▶ **AIM OF THE EXERCISE**
Pull every "title" line out of the data below.

━━━━━ DATA SECTION ━━━━━

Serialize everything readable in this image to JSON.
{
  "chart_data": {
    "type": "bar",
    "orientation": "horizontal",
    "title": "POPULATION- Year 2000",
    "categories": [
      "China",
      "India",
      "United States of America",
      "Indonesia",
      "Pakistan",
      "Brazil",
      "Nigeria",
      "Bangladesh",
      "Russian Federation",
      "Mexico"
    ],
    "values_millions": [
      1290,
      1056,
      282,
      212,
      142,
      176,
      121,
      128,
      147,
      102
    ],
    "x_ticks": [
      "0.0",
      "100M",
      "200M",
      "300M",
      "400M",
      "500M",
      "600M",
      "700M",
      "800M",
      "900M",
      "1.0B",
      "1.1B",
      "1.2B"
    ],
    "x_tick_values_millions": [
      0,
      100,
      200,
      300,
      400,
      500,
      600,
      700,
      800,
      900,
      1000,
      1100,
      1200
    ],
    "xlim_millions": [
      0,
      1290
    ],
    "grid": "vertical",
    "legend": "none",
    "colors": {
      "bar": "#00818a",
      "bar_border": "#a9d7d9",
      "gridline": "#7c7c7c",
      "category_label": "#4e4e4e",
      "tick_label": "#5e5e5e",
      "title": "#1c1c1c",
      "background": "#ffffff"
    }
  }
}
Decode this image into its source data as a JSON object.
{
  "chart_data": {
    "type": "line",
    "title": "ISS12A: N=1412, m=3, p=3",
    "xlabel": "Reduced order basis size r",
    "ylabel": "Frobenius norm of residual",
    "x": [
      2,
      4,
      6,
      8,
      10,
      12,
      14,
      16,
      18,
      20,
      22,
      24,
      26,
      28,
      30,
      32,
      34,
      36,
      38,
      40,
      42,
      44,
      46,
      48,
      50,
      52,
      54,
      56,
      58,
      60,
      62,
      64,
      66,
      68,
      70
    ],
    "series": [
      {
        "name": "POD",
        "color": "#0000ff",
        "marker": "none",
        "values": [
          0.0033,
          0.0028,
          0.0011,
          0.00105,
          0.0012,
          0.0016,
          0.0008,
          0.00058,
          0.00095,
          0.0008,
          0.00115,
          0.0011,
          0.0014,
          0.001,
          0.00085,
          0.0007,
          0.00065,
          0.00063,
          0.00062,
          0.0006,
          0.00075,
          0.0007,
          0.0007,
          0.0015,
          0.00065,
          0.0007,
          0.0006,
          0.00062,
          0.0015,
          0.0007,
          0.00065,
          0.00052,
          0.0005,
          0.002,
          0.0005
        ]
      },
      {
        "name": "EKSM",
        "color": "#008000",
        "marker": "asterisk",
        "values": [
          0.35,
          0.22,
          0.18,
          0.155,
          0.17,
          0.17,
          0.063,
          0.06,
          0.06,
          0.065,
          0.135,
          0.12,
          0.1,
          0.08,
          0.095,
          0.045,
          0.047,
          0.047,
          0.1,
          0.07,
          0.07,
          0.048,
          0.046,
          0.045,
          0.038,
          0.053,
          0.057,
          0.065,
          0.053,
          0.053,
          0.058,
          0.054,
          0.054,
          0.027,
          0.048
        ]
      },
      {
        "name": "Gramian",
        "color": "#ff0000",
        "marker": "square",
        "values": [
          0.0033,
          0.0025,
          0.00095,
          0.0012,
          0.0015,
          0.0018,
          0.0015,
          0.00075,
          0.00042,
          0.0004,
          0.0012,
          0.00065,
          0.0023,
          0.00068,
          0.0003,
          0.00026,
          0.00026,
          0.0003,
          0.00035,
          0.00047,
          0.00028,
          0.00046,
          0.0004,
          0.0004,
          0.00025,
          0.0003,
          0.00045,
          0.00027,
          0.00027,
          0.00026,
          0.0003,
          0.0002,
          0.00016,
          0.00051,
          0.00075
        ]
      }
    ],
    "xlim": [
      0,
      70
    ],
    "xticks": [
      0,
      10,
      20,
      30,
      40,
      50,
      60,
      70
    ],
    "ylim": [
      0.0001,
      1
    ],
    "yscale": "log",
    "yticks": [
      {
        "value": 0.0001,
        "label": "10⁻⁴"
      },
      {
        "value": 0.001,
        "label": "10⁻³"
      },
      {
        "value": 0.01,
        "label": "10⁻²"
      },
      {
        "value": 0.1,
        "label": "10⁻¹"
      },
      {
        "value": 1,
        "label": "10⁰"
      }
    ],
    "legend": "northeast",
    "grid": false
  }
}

━━━━━

▶ **TASK ANSWER**
    "title": "POPULATION- Year 2000",
      "title": "#1c1c1c",
    "title": "ISS12A: N=1412, m=3, p=3",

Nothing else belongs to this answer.